Goal:
Each record below should be repeated precisely as written.

Extracted material:
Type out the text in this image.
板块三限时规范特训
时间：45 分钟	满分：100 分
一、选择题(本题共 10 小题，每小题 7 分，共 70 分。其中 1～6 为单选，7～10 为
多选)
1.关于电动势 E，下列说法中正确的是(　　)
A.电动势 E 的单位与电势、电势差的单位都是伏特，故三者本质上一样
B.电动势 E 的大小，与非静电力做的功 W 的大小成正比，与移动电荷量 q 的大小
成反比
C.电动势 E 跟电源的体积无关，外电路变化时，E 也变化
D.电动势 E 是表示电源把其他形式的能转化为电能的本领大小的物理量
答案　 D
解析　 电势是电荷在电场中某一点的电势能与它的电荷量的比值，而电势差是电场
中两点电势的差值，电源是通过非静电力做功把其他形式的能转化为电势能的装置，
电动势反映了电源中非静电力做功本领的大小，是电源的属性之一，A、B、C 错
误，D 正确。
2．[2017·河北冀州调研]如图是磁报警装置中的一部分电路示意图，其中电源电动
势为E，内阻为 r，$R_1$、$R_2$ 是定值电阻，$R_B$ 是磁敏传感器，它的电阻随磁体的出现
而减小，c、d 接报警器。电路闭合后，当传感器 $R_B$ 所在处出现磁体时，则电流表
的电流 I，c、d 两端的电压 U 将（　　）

Response:
Type out the text in this image.
板块三限时规范特训
时间：45 分钟	满分：100 分
一、选择题(本题共 10 小题，每小题 7 分，共 70 分。其中 1～6 为单选，7～10 为
多选)
1.关于电动势 E，下列说法中正确的是(　　)
A.电动势 E 的单位与电势、电势差的单位都是伏特，故三者本质上一样
B.电动势 E 的大小，与非静电力做的功 W 的大小成正比，与移动电荷量 q 的大小
成反比
C.电动势 E 跟电源的体积无关，外电路变化时，E 也变化
D.电动势 E 是表示电源把其他形式的能转化为电能的本领大小的物理量
答案　 D
解析　 电势是电荷在电场中某一点的电势能与它的电荷量的比值，而电势差是电场
中两点电势的差值，电源是通过非静电力做功把其他形式的能转化为电势能的装置，
电动势反映了电源中非静电力做功本领的大小，是电源的属性之一，A、B、C 错
误，D 正确。
2．[2017·河北冀州调研]如图是磁报警装置中的一部分电路示意图，其中电源电动
势为E，内阻为 r，$R_1$、$R_2$ 是定值电阻，$R_B$ 是磁敏传感器，它的电阻随磁体的出现
而减小，c、d 接报警器。电路闭合后，当传感器 $R_B$ 所在处出现磁体时，则电流表
的电流 I，c、d 两端的电压 U 将（　　）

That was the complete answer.